#### WRITTEN EXERCISE:
The records that follow are to be repeated exactly, with the pictures removed.

#### THE INPUT:
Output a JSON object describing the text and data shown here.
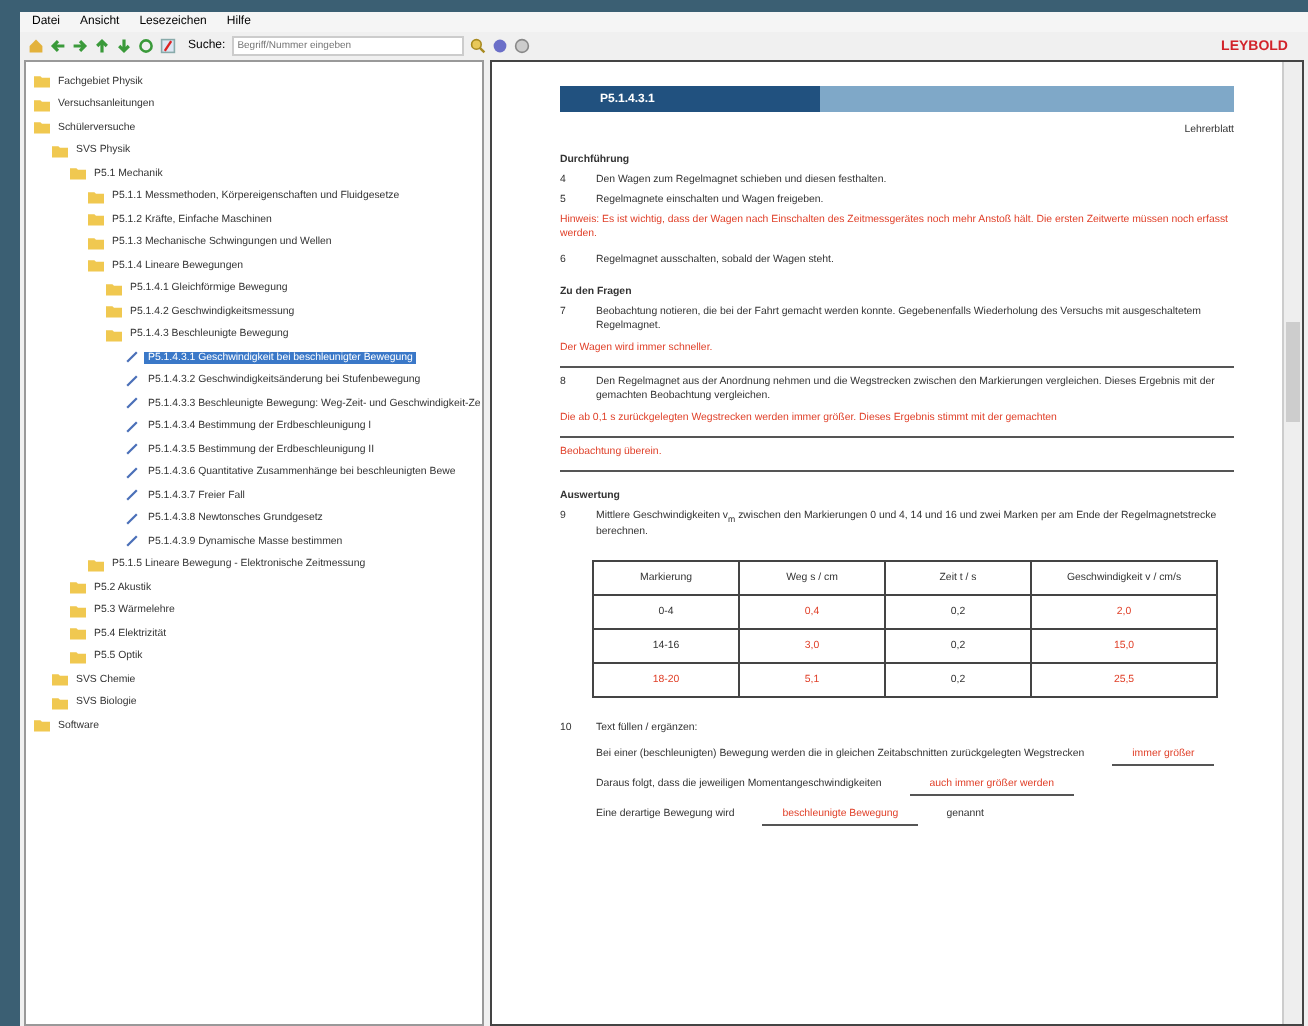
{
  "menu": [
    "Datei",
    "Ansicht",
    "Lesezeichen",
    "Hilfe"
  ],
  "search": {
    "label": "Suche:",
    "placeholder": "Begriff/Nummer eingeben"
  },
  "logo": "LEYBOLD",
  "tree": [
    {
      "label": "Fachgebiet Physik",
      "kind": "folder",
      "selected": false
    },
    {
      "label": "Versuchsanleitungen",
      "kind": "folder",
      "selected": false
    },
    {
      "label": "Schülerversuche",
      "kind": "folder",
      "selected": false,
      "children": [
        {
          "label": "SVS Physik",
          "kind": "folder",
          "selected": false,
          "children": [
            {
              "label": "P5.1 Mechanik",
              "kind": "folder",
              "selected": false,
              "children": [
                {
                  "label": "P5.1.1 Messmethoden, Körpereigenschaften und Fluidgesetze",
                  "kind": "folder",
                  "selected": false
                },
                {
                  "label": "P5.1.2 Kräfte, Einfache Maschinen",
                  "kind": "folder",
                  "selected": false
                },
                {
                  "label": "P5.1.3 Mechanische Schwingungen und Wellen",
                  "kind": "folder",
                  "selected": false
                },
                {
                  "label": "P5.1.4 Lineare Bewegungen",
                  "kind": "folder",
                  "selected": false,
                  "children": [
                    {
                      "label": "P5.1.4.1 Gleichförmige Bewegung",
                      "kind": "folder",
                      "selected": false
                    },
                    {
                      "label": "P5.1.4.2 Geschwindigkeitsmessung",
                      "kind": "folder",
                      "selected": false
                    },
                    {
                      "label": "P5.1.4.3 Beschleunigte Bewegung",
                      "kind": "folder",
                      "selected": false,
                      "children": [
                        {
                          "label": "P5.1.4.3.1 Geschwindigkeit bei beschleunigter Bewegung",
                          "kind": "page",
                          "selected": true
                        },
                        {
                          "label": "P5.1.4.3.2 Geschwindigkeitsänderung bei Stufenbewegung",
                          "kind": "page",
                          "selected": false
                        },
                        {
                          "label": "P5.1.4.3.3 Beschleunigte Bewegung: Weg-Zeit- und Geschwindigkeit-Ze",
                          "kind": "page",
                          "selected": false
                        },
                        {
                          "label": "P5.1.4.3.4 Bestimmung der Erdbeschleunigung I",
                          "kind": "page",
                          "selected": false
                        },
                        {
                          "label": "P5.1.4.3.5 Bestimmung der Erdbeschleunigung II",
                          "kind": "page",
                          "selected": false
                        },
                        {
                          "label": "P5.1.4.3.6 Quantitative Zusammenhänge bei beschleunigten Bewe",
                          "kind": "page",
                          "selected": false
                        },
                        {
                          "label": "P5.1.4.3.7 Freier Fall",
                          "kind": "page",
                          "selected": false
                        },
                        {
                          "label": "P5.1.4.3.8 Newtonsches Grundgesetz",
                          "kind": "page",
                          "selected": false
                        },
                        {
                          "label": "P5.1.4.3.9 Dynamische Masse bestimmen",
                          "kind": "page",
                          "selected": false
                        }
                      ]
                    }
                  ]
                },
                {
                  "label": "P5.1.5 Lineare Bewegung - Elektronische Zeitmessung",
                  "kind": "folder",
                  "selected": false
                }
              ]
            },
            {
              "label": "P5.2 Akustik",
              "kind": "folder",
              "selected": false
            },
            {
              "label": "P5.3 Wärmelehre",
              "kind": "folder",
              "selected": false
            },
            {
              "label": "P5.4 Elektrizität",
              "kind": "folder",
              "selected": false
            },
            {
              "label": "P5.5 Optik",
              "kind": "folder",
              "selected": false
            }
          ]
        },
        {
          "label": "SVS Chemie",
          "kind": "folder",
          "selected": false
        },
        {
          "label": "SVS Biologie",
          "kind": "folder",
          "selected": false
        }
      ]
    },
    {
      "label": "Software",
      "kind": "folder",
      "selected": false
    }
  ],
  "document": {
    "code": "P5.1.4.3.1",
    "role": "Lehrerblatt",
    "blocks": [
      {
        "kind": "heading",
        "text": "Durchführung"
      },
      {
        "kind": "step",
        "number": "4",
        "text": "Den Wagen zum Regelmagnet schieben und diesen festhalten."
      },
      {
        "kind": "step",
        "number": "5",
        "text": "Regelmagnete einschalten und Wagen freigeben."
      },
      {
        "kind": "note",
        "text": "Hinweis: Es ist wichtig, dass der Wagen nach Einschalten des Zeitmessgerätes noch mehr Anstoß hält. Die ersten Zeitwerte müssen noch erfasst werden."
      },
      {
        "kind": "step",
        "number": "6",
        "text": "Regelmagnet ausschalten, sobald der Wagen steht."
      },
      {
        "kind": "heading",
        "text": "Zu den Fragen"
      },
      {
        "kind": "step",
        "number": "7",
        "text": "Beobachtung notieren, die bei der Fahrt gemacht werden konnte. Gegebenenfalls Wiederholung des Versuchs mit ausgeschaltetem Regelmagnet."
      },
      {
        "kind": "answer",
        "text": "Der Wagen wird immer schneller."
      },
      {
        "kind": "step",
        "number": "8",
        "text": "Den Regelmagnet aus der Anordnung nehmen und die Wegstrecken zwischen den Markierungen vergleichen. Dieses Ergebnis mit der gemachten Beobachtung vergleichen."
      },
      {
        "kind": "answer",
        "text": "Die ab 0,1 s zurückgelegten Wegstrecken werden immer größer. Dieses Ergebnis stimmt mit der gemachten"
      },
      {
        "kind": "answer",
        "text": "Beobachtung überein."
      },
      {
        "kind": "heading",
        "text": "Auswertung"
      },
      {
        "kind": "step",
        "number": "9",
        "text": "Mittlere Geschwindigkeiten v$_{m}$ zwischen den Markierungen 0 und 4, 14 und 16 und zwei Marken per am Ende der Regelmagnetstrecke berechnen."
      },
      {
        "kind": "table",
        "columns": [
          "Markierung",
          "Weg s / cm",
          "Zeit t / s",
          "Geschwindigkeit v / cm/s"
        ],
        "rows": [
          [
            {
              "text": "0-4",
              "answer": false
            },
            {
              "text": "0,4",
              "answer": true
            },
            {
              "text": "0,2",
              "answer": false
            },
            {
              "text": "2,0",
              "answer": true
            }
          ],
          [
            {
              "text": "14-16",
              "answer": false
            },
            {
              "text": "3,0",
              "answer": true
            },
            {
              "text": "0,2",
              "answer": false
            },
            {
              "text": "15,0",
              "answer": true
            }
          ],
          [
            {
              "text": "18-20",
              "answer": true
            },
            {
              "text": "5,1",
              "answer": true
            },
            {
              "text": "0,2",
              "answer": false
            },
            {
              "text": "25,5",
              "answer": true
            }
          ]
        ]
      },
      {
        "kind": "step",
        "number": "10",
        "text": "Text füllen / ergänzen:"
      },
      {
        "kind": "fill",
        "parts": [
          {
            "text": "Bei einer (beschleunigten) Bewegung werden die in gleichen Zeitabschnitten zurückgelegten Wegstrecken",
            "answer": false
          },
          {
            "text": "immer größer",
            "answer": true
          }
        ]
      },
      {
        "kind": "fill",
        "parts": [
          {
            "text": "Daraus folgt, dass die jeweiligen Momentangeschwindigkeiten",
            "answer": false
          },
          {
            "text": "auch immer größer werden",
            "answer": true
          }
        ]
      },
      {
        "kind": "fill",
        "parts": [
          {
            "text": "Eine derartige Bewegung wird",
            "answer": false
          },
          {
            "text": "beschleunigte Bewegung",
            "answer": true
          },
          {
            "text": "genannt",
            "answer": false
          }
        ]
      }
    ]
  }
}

#### FULL ANSWER:
Output a JSON object describing the text and data shown here.
{
  "menu": [
    "Datei",
    "Ansicht",
    "Lesezeichen",
    "Hilfe"
  ],
  "search": {
    "label": "Suche:",
    "placeholder": "Begriff/Nummer eingeben"
  },
  "logo": "LEYBOLD",
  "tree": [
    {
      "label": "Fachgebiet Physik",
      "kind": "folder",
      "selected": false
    },
    {
      "label": "Versuchsanleitungen",
      "kind": "folder",
      "selected": false
    },
    {
      "label": "Schülerversuche",
      "kind": "folder",
      "selected": false,
      "children": [
        {
          "label": "SVS Physik",
          "kind": "folder",
          "selected": false,
          "children": [
            {
              "label": "P5.1 Mechanik",
              "kind": "folder",
              "selected": false,
              "children": [
                {
                  "label": "P5.1.1 Messmethoden, Körpereigenschaften und Fluidgesetze",
                  "kind": "folder",
                  "selected": false
                },
                {
                  "label": "P5.1.2 Kräfte, Einfache Maschinen",
                  "kind": "folder",
                  "selected": false
                },
                {
                  "label": "P5.1.3 Mechanische Schwingungen und Wellen",
                  "kind": "folder",
                  "selected": false
                },
                {
                  "label": "P5.1.4 Lineare Bewegungen",
                  "kind": "folder",
                  "selected": false,
                  "children": [
                    {
                      "label": "P5.1.4.1 Gleichförmige Bewegung",
                      "kind": "folder",
                      "selected": false
                    },
                    {
                      "label": "P5.1.4.2 Geschwindigkeitsmessung",
                      "kind": "folder",
                      "selected": false
                    },
                    {
                      "label": "P5.1.4.3 Beschleunigte Bewegung",
                      "kind": "folder",
                      "selected": false,
                      "children": [
                        {
                          "label": "P5.1.4.3.1 Geschwindigkeit bei beschleunigter Bewegung",
                          "kind": "page",
                          "selected": true
                        },
                        {
                          "label": "P5.1.4.3.2 Geschwindigkeitsänderung bei Stufenbewegung",
                          "kind": "page",
                          "selected": false
                        },
                        {
                          "label": "P5.1.4.3.3 Beschleunigte Bewegung: Weg-Zeit- und Geschwindigkeit-Ze",
                          "kind": "page",
                          "selected": false
                        },
                        {
                          "label": "P5.1.4.3.4 Bestimmung der Erdbeschleunigung I",
                          "kind": "page",
                          "selected": false
                        },
                        {
                          "label": "P5.1.4.3.5 Bestimmung der Erdbeschleunigung II",
                          "kind": "page",
                          "selected": false
                        },
                        {
                          "label": "P5.1.4.3.6 Quantitative Zusammenhänge bei beschleunigten Bewe",
                          "kind": "page",
                          "selected": false
                        },
                        {
                          "label": "P5.1.4.3.7 Freier Fall",
                          "kind": "page",
                          "selected": false
                        },
                        {
                          "label": "P5.1.4.3.8 Newtonsches Grundgesetz",
                          "kind": "page",
                          "selected": false
                        },
                        {
                          "label": "P5.1.4.3.9 Dynamische Masse bestimmen",
                          "kind": "page",
                          "selected": false
                        }
                      ]
                    }
                  ]
                },
                {
                  "label": "P5.1.5 Lineare Bewegung - Elektronische Zeitmessung",
                  "kind": "folder",
                  "selected": false
                }
              ]
            },
            {
              "label": "P5.2 Akustik",
              "kind": "folder",
              "selected": false
            },
            {
              "label": "P5.3 Wärmelehre",
              "kind": "folder",
              "selected": false
            },
            {
              "label": "P5.4 Elektrizität",
              "kind": "folder",
              "selected": false
            },
            {
              "label": "P5.5 Optik",
              "kind": "folder",
              "selected": false
            }
          ]
        },
        {
          "label": "SVS Chemie",
          "kind": "folder",
          "selected": false
        },
        {
          "label": "SVS Biologie",
          "kind": "folder",
          "selected": false
        }
      ]
    },
    {
      "label": "Software",
      "kind": "folder",
      "selected": false
    }
  ],
  "document": {
    "code": "P5.1.4.3.1",
    "role": "Lehrerblatt",
    "blocks": [
      {
        "kind": "heading",
        "text": "Durchführung"
      },
      {
        "kind": "step",
        "number": "4",
        "text": "Den Wagen zum Regelmagnet schieben und diesen festhalten."
      },
      {
        "kind": "step",
        "number": "5",
        "text": "Regelmagnete einschalten und Wagen freigeben."
      },
      {
        "kind": "note",
        "text": "Hinweis: Es ist wichtig, dass der Wagen nach Einschalten des Zeitmessgerätes noch mehr Anstoß hält. Die ersten Zeitwerte müssen noch erfasst werden."
      },
      {
        "kind": "step",
        "number": "6",
        "text": "Regelmagnet ausschalten, sobald der Wagen steht."
      },
      {
        "kind": "heading",
        "text": "Zu den Fragen"
      },
      {
        "kind": "step",
        "number": "7",
        "text": "Beobachtung notieren, die bei der Fahrt gemacht werden konnte. Gegebenenfalls Wiederholung des Versuchs mit ausgeschaltetem Regelmagnet."
      },
      {
        "kind": "answer",
        "text": "Der Wagen wird immer schneller."
      },
      {
        "kind": "step",
        "number": "8",
        "text": "Den Regelmagnet aus der Anordnung nehmen und die Wegstrecken zwischen den Markierungen vergleichen. Dieses Ergebnis mit der gemachten Beobachtung vergleichen."
      },
      {
        "kind": "answer",
        "text": "Die ab 0,1 s zurückgelegten Wegstrecken werden immer größer. Dieses Ergebnis stimmt mit der gemachten"
      },
      {
        "kind": "answer",
        "text": "Beobachtung überein."
      },
      {
        "kind": "heading",
        "text": "Auswertung"
      },
      {
        "kind": "step",
        "number": "9",
        "text": "Mittlere Geschwindigkeiten v$_{m}$ zwischen den Markierungen 0 und 4, 14 und 16 und zwei Marken per am Ende der Regelmagnetstrecke berechnen."
      },
      {
        "kind": "table",
        "columns": [
          "Markierung",
          "Weg s / cm",
          "Zeit t / s",
          "Geschwindigkeit v / cm/s"
        ],
        "rows": [
          [
            {
              "text": "0-4",
              "answer": false
            },
            {
              "text": "0,4",
              "answer": true
            },
            {
              "text": "0,2",
              "answer": false
            },
            {
              "text": "2,0",
              "answer": true
            }
          ],
          [
            {
              "text": "14-16",
              "answer": false
            },
            {
              "text": "3,0",
              "answer": true
            },
            {
              "text": "0,2",
              "answer": false
            },
            {
              "text": "15,0",
              "answer": true
            }
          ],
          [
            {
              "text": "18-20",
              "answer": true
            },
            {
              "text": "5,1",
              "answer": true
            },
            {
              "text": "0,2",
              "answer": false
            },
            {
              "text": "25,5",
              "answer": true
            }
          ]
        ]
      },
      {
        "kind": "step",
        "number": "10",
        "text": "Text füllen / ergänzen:"
      },
      {
        "kind": "fill",
        "parts": [
          {
            "text": "Bei einer (beschleunigten) Bewegung werden die in gleichen Zeitabschnitten zurückgelegten Wegstrecken",
            "answer": false
          },
          {
            "text": "immer größer",
            "answer": true
          }
        ]
      },
      {
        "kind": "fill",
        "parts": [
          {
            "text": "Daraus folgt, dass die jeweiligen Momentangeschwindigkeiten",
            "answer": false
          },
          {
            "text": "auch immer größer werden",
            "answer": true
          }
        ]
      },
      {
        "kind": "fill",
        "parts": [
          {
            "text": "Eine derartige Bewegung wird",
            "answer": false
          },
          {
            "text": "beschleunigte Bewegung",
            "answer": true
          },
          {
            "text": "genannt",
            "answer": false
          }
        ]
      }
    ]
  }
}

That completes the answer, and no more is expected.